= YOUR GOAL =
Extract, word for word, each line from the line holding "Convert this document image to plain text." through the end of the records. Omit every picture.

= RECORD LIST =
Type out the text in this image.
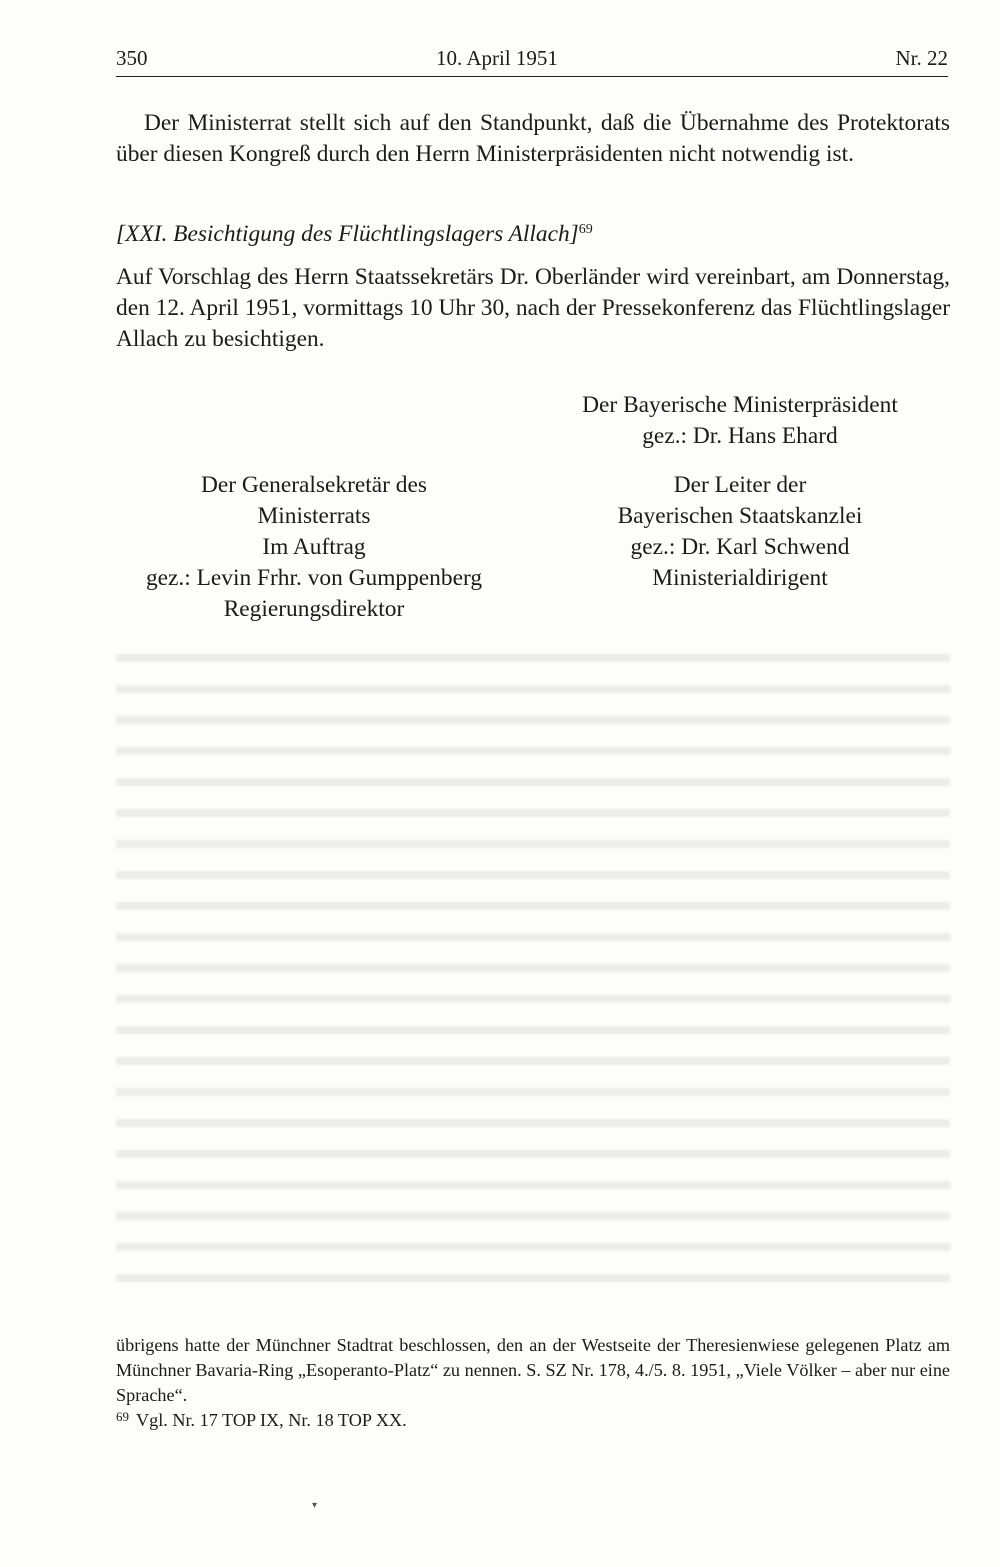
350	10. April 1951	Nr. 22

Der Ministerrat stellt sich auf den Standpunkt, daß die Übernahme des Protektorats über diesen Kongreß durch den Herrn Ministerpräsidenten nicht notwendig ist.

[XXI. Besichtigung des Flüchtlingslagers Allach]$^{69}$

Auf Vorschlag des Herrn Staatssekretärs Dr. Oberländer wird vereinbart, am Donnerstag, den 12. April 1951, vormittags 10 Uhr 30, nach der Pressekonferenz das Flüchtlingslager Allach zu besichtigen.

Der Bayerische Ministerpräsident
gez.: Dr. Hans Ehard
Der Generalsekretär des
Ministerrats
Im Auftrag
gez.: Levin Frhr. von Gumppenberg
Regierungsdirektor
Der Leiter der
Bayerischen Staatskanzlei
gez.: Dr. Karl Schwend
Ministerialdirigent

übrigens hatte der Münchner Stadtrat beschlossen, den an der Westseite der Theresienwiese gelegenen Platz am Münchner Bavaria-Ring „Esoperanto-Platz“ zu nennen. S. SZ Nr. 178, 4./5. 8. 1951, „Viele Völker – aber nur eine Sprache“.

69 Vgl. Nr. 17 TOP IX, Nr. 18 TOP XX.

▾
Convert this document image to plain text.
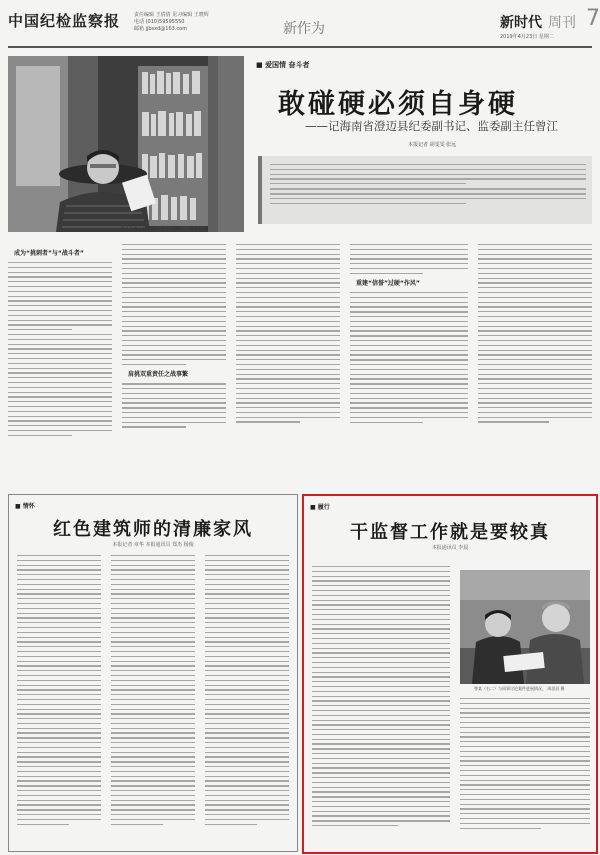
中国纪检监察报	责任编辑 王倩倩 见习编辑 王晓辉
电话 (010)59595550
邮箱 jjbsxd@163.com	新作为	新时代 周刊 7
2019年4月23日 星期二
曾江在办公室查阅有关学习资料。 周思羽 摄
■ 爱国情 奋斗者
敢碰硬必须自身硬
——记海南省澄迈县纪委副书记、监委副主任曾江
本报记者 胡雯雯 张远
成为“挑刺者”与“战斗者”
肩挑双重责任之战事繁
重建“信誉”过硬“作风”
■ 情怀
红色建筑师的清廉家风
本报记者 章华 本报通讯员 郑杰 杨俊
■ 履行
干监督工作就是要较真
本报通讯员 李晨
曾某（右二）与同事讨论案件进展情况。 周思羽 摄
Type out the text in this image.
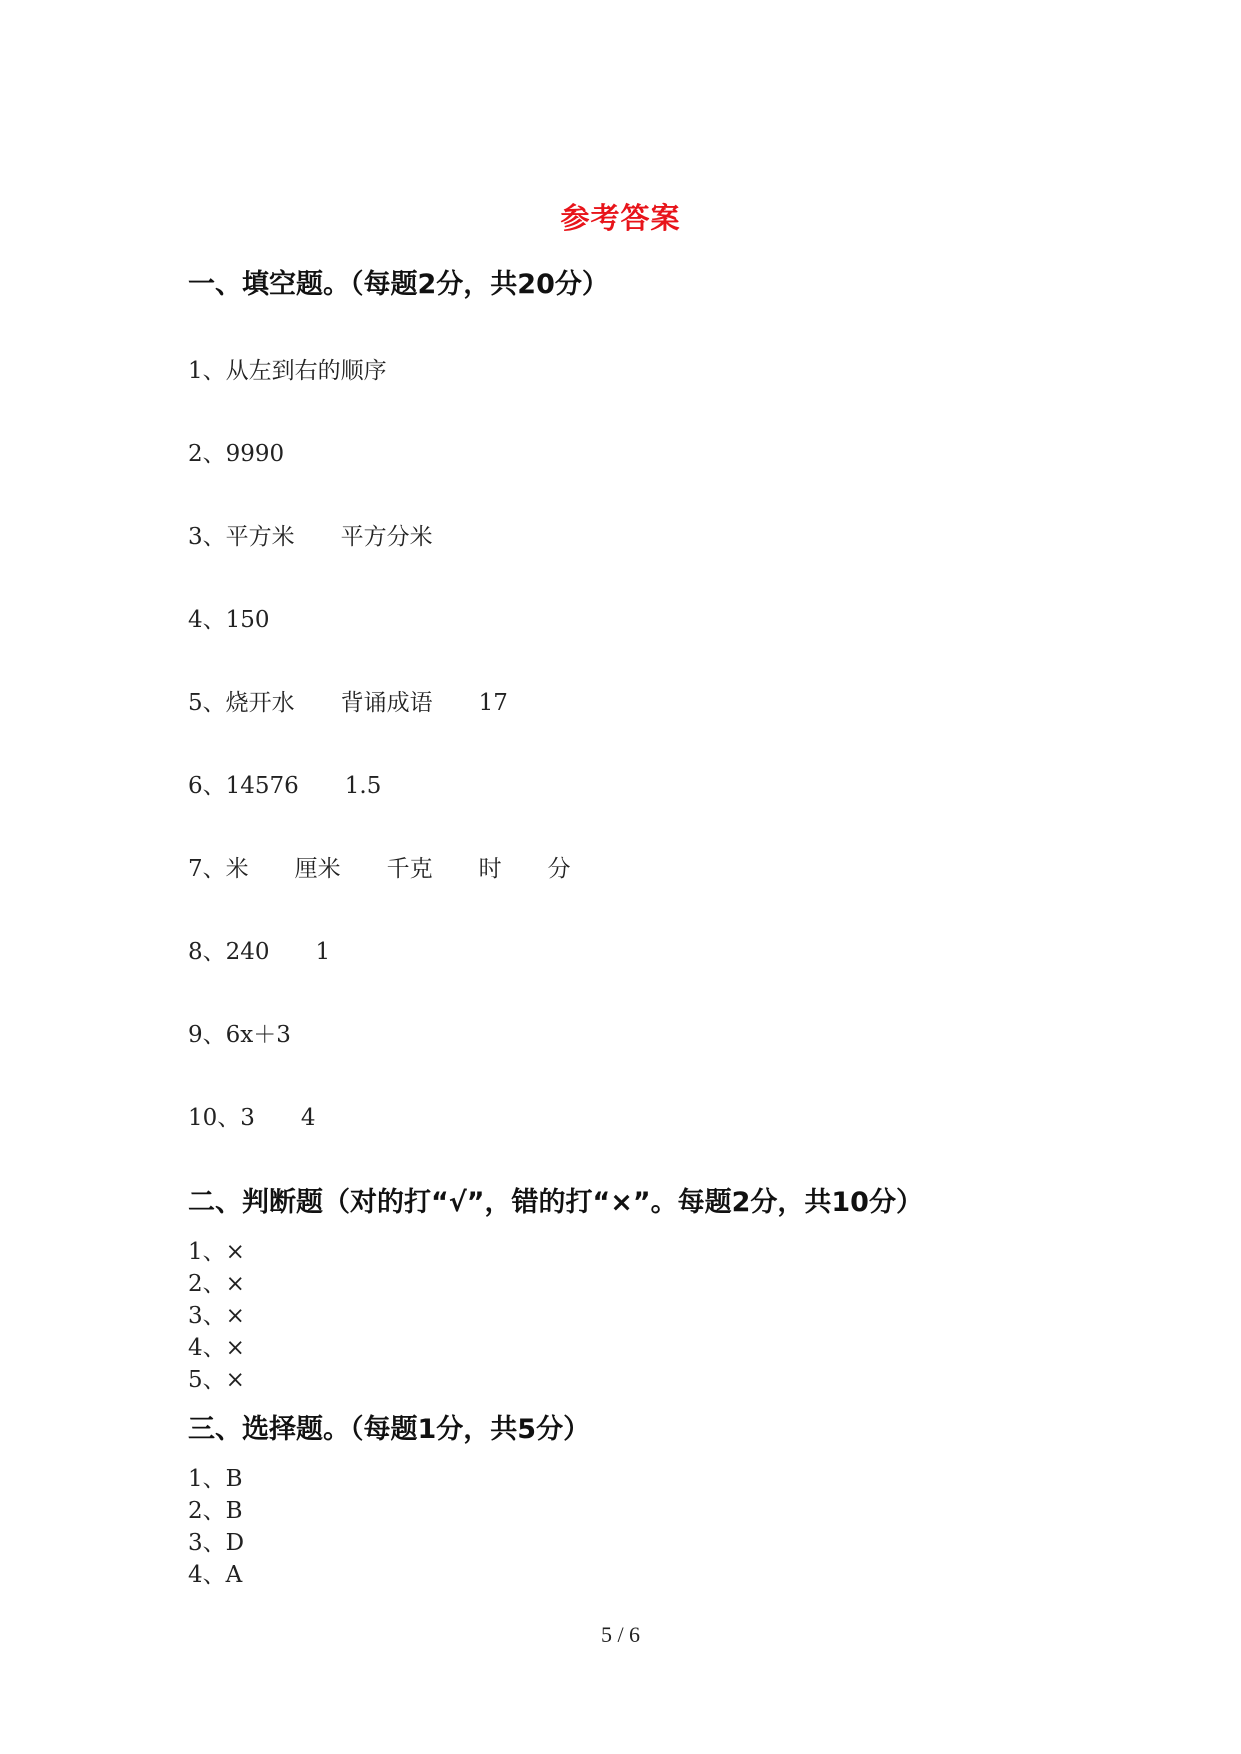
参考答案
一、填空题。（每题2分，共20分）
1、从左到右的顺序
2、9990
3、平方米　　平方分米
4、150
5、烧开水　　背诵成语　　17
6、14576　　1.5
7、米　　厘米　　千克　　时　　分
8、240　　1
9、6x＋3
10、3　　4
二、判断题（对的打“√”，错的打“×”。每题2分，共10分）
1、×
2、×
3、×
4、×
5、×
三、选择题。（每题1分，共5分）
1、B
2、B
3、D
4、A
5 / 6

= RESPONSE TO THE EXERCISE =
Convert this document image to plain text.
中国纪检监察报	责任编辑 王倩倩 见习编辑 王晓辉
电话 (010)59595550
邮箱 jjbsxd@163.com	新作为	新时代 周刊 7
2019年4月23日 星期二
曾江在办公室查阅有关学习资料。 周思羽 摄
■ 爱国情 奋斗者
敢碰硬必须自身硬
——记海南省澄迈县纪委副书记、监委副主任曾江
本报记者 胡雯雯 张远
成为“挑刺者”与“战斗者”
肩挑双重责任之战事繁
重建“信誉”过硬“作风”
■ 情怀
红色建筑师的清廉家风
本报记者 章华 本报通讯员 郑杰 杨俊
■ 履行
干监督工作就是要较真
本报通讯员 李晨
曾某（右二）与同事讨论案件进展情况。 周思羽 摄
Type out the text in this image.
参考答案
一、填空题。（每题2分，共20分）
1、从左到右的顺序
2、9990
3、平方米　　平方分米
4、150
5、烧开水　　背诵成语　　17
6、14576　　1.5
7、米　　厘米　　千克　　时　　分
8、240　　1
9、6x＋3
10、3　　4
二、判断题（对的打“√”，错的打“×”。每题2分，共10分）
1、×
2、×
3、×
4、×
5、×
三、选择题。（每题1分，共5分）
1、B
2、B
3、D
4、A
5 / 6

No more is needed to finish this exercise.